### THE DATA
-- BEGIN --

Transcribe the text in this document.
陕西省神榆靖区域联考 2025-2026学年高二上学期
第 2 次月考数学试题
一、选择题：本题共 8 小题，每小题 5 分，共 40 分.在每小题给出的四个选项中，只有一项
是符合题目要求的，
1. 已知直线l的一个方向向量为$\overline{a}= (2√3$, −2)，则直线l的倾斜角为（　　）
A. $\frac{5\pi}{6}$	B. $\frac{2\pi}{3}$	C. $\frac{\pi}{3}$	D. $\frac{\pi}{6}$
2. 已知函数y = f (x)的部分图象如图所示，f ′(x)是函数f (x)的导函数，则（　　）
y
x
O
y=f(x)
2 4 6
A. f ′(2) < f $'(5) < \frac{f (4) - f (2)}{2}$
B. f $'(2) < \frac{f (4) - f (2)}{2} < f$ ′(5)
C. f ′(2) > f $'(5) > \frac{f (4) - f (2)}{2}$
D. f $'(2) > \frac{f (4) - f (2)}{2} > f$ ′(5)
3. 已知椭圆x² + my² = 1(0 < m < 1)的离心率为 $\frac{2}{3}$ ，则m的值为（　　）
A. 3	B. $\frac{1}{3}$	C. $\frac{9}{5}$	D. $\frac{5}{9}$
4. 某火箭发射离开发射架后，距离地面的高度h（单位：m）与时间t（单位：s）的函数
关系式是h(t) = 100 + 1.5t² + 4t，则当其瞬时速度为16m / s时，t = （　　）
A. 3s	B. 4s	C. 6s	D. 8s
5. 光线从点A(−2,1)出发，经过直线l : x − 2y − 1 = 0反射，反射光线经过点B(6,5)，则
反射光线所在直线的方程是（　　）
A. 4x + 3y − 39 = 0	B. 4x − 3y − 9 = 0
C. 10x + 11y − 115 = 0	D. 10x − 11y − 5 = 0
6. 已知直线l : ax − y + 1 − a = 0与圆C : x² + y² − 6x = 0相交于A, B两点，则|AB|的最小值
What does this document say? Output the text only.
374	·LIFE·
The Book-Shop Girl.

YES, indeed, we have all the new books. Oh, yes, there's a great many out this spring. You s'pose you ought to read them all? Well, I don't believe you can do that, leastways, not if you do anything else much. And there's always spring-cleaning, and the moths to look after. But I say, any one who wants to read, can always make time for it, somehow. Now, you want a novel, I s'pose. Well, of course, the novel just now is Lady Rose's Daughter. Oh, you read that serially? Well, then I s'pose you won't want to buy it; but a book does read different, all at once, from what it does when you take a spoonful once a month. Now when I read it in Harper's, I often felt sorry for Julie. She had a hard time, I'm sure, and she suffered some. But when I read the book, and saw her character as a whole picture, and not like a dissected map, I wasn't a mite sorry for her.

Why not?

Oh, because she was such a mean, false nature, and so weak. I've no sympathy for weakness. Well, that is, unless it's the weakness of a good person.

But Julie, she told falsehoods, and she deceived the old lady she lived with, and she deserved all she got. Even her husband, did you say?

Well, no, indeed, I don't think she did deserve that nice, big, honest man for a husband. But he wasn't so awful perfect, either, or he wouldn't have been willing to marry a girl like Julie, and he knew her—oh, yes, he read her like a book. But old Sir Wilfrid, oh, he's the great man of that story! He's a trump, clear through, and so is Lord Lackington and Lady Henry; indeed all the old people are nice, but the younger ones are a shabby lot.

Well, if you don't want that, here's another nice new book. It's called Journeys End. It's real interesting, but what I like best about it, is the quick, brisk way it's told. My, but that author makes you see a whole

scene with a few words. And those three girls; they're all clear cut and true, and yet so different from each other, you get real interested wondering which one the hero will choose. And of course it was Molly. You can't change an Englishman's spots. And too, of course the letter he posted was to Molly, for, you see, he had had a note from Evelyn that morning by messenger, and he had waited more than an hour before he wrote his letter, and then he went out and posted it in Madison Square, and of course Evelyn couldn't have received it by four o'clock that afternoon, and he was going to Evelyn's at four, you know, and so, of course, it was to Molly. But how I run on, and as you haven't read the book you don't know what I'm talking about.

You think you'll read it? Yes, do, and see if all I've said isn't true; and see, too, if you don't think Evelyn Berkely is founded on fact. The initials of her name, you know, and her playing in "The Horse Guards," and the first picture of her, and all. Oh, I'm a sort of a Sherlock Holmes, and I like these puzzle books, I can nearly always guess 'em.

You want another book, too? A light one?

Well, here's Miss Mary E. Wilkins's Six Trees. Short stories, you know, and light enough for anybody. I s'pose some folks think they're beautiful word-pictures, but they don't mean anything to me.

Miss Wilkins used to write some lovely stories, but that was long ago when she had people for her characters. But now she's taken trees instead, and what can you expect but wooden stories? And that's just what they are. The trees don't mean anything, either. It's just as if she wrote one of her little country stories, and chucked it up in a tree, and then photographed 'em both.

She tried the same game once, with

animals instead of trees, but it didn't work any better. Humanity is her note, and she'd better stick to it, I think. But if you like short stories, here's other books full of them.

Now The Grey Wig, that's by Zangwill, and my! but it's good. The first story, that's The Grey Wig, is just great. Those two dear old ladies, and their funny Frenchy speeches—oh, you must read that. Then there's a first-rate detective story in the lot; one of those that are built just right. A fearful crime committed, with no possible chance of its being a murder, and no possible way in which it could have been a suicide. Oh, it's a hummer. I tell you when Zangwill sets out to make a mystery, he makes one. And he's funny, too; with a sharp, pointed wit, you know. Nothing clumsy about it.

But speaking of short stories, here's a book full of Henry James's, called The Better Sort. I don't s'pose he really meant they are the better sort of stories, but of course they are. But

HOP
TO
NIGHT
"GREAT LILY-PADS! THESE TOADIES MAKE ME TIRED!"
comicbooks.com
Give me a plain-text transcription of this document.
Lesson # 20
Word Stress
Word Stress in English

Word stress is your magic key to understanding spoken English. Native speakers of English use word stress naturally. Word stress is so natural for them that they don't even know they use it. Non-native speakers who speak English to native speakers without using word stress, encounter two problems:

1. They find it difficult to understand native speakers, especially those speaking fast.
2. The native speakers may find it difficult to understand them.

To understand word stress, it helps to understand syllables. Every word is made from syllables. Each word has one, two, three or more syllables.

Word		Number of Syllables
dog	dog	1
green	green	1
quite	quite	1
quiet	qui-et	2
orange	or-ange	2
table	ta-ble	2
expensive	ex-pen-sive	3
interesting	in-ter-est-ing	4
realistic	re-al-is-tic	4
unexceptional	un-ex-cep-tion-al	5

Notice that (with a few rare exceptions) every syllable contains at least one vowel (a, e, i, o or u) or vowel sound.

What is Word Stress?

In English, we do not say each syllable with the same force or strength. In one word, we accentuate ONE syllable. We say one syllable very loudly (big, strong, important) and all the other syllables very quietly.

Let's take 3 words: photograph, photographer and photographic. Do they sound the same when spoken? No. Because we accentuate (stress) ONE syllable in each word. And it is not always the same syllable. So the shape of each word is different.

-- END --

### STATED EXERCISE
Copy every line of the records word for word.

### THE SOLUTION
Transcribe the text in this document.
陕西省神榆靖区域联考 2025-2026学年高二上学期
第 2 次月考数学试题
一、选择题：本题共 8 小题，每小题 5 分，共 40 分.在每小题给出的四个选项中，只有一项
是符合题目要求的，
1. 已知直线l的一个方向向量为$\overline{a}= (2√3$, −2)，则直线l的倾斜角为（　　）
A. $\frac{5\pi}{6}$	B. $\frac{2\pi}{3}$	C. $\frac{\pi}{3}$	D. $\frac{\pi}{6}$
2. 已知函数y = f (x)的部分图象如图所示，f ′(x)是函数f (x)的导函数，则（　　）
y
x
O
y=f(x)
2 4 6
A. f ′(2) < f $'(5) < \frac{f (4) - f (2)}{2}$
B. f $'(2) < \frac{f (4) - f (2)}{2} < f$ ′(5)
C. f ′(2) > f $'(5) > \frac{f (4) - f (2)}{2}$
D. f $'(2) > \frac{f (4) - f (2)}{2} > f$ ′(5)
3. 已知椭圆x² + my² = 1(0 < m < 1)的离心率为 $\frac{2}{3}$ ，则m的值为（　　）
A. 3	B. $\frac{1}{3}$	C. $\frac{9}{5}$	D. $\frac{5}{9}$
4. 某火箭发射离开发射架后，距离地面的高度h（单位：m）与时间t（单位：s）的函数
关系式是h(t) = 100 + 1.5t² + 4t，则当其瞬时速度为16m / s时，t = （　　）
A. 3s	B. 4s	C. 6s	D. 8s
5. 光线从点A(−2,1)出发，经过直线l : x − 2y − 1 = 0反射，反射光线经过点B(6,5)，则
反射光线所在直线的方程是（　　）
A. 4x + 3y − 39 = 0	B. 4x − 3y − 9 = 0
C. 10x + 11y − 115 = 0	D. 10x − 11y − 5 = 0
6. 已知直线l : ax − y + 1 − a = 0与圆C : x² + y² − 6x = 0相交于A, B两点，则|AB|的最小值
What does this document say? Output the text only.
374	·LIFE·
The Book-Shop Girl.

YES, indeed, we have all the new books. Oh, yes, there's a great many out this spring. You s'pose you ought to read them all? Well, I don't believe you can do that, leastways, not if you do anything else much. And there's always spring-cleaning, and the moths to look after. But I say, any one who wants to read, can always make time for it, somehow. Now, you want a novel, I s'pose. Well, of course, the novel just now is Lady Rose's Daughter. Oh, you read that serially? Well, then I s'pose you won't want to buy it; but a book does read different, all at once, from what it does when you take a spoonful once a month. Now when I read it in Harper's, I often felt sorry for Julie. She had a hard time, I'm sure, and she suffered some. But when I read the book, and saw her character as a whole picture, and not like a dissected map, I wasn't a mite sorry for her.

Why not?

Oh, because she was such a mean, false nature, and so weak. I've no sympathy for weakness. Well, that is, unless it's the weakness of a good person.

But Julie, she told falsehoods, and she deceived the old lady she lived with, and she deserved all she got. Even her husband, did you say?

Well, no, indeed, I don't think she did deserve that nice, big, honest man for a husband. But he wasn't so awful perfect, either, or he wouldn't have been willing to marry a girl like Julie, and he knew her—oh, yes, he read her like a book. But old Sir Wilfrid, oh, he's the great man of that story! He's a trump, clear through, and so is Lord Lackington and Lady Henry; indeed all the old people are nice, but the younger ones are a shabby lot.

Well, if you don't want that, here's another nice new book. It's called Journeys End. It's real interesting, but what I like best about it, is the quick, brisk way it's told. My, but that author makes you see a whole

scene with a few words. And those three girls; they're all clear cut and true, and yet so different from each other, you get real interested wondering which one the hero will choose. And of course it was Molly. You can't change an Englishman's spots. And too, of course the letter he posted was to Molly, for, you see, he had had a note from Evelyn that morning by messenger, and he had waited more than an hour before he wrote his letter, and then he went out and posted it in Madison Square, and of course Evelyn couldn't have received it by four o'clock that afternoon, and he was going to Evelyn's at four, you know, and so, of course, it was to Molly. But how I run on, and as you haven't read the book you don't know what I'm talking about.

You think you'll read it? Yes, do, and see if all I've said isn't true; and see, too, if you don't think Evelyn Berkely is founded on fact. The initials of her name, you know, and her playing in "The Horse Guards," and the first picture of her, and all. Oh, I'm a sort of a Sherlock Holmes, and I like these puzzle books, I can nearly always guess 'em.

You want another book, too? A light one?

Well, here's Miss Mary E. Wilkins's Six Trees. Short stories, you know, and light enough for anybody. I s'pose some folks think they're beautiful word-pictures, but they don't mean anything to me.

Miss Wilkins used to write some lovely stories, but that was long ago when she had people for her characters. But now she's taken trees instead, and what can you expect but wooden stories? And that's just what they are. The trees don't mean anything, either. It's just as if she wrote one of her little country stories, and chucked it up in a tree, and then photographed 'em both.

She tried the same game once, with

animals instead of trees, but it didn't work any better. Humanity is her note, and she'd better stick to it, I think. But if you like short stories, here's other books full of them.

Now The Grey Wig, that's by Zangwill, and my! but it's good. The first story, that's The Grey Wig, is just great. Those two dear old ladies, and their funny Frenchy speeches—oh, you must read that. Then there's a first-rate detective story in the lot; one of those that are built just right. A fearful crime committed, with no possible chance of its being a murder, and no possible way in which it could have been a suicide. Oh, it's a hummer. I tell you when Zangwill sets out to make a mystery, he makes one. And he's funny, too; with a sharp, pointed wit, you know. Nothing clumsy about it.

But speaking of short stories, here's a book full of Henry James's, called The Better Sort. I don't s'pose he really meant they are the better sort of stories, but of course they are. But

HOP
TO
NIGHT
"GREAT LILY-PADS! THESE TOADIES MAKE ME TIRED!"
comicbooks.com
Give me a plain-text transcription of this document.
Lesson # 20
Word Stress
Word Stress in English

Word stress is your magic key to understanding spoken English. Native speakers of English use word stress naturally. Word stress is so natural for them that they don't even know they use it. Non-native speakers who speak English to native speakers without using word stress, encounter two problems:

1. They find it difficult to understand native speakers, especially those speaking fast.
2. The native speakers may find it difficult to understand them.

To understand word stress, it helps to understand syllables. Every word is made from syllables. Each word has one, two, three or more syllables.

Word		Number of Syllables
dog	dog	1
green	green	1
quite	quite	1
quiet	qui-et	2
orange	or-ange	2
table	ta-ble	2
expensive	ex-pen-sive	3
interesting	in-ter-est-ing	4
realistic	re-al-is-tic	4
unexceptional	un-ex-cep-tion-al	5

Notice that (with a few rare exceptions) every syllable contains at least one vowel (a, e, i, o or u) or vowel sound.

What is Word Stress?

In English, we do not say each syllable with the same force or strength. In one word, we accentuate ONE syllable. We say one syllable very loudly (big, strong, important) and all the other syllables very quietly.

Let's take 3 words: photograph, photographer and photographic. Do they sound the same when spoken? No. Because we accentuate (stress) ONE syllable in each word. And it is not always the same syllable. So the shape of each word is different.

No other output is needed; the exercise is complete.